▸ **Problem statement**
Collect each line holding the string "position".

---------- Recorded information

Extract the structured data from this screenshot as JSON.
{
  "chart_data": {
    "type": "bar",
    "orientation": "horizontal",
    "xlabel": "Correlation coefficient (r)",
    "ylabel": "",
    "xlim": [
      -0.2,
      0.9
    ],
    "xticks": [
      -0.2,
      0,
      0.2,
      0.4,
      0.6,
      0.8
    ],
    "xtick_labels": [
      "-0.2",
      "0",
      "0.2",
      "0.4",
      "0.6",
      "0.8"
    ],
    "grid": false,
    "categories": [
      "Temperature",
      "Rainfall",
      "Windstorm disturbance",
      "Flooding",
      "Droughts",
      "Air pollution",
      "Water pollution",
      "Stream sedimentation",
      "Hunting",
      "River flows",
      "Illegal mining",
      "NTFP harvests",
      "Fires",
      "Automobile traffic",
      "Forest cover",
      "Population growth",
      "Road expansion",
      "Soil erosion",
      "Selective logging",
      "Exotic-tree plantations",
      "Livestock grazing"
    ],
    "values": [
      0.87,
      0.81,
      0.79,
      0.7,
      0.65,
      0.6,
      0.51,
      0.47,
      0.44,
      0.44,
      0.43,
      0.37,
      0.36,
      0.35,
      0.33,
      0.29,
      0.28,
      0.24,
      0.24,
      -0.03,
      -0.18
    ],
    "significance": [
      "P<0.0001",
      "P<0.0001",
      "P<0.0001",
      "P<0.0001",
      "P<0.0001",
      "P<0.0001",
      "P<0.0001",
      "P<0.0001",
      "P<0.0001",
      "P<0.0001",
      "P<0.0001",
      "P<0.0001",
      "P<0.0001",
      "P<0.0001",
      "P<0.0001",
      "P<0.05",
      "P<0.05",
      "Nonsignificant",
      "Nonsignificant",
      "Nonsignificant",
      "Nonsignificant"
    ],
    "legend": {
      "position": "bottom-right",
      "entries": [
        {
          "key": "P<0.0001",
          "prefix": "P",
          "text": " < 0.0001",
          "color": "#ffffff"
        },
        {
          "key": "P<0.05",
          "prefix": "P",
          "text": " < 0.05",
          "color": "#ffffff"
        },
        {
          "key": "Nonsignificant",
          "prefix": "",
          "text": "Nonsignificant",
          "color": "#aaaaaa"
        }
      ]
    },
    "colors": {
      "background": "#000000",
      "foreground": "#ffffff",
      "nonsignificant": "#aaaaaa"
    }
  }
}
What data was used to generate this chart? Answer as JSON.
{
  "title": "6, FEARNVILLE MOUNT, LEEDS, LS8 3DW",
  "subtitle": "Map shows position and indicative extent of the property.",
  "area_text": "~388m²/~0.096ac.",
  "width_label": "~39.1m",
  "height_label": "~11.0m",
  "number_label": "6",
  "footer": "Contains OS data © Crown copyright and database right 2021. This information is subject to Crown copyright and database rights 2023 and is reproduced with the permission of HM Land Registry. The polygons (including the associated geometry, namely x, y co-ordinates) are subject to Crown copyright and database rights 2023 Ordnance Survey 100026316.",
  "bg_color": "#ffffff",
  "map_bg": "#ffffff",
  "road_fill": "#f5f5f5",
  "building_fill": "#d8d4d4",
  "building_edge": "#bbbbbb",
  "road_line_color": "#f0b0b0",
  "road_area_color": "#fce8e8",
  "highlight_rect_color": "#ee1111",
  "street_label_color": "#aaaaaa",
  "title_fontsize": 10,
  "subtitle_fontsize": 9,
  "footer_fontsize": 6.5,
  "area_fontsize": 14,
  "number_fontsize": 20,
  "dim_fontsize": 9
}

--------------------

▸ **Answer to this task**
      "position": "bottom-right",
  "subtitle": "Map shows position and indicative extent of the property.",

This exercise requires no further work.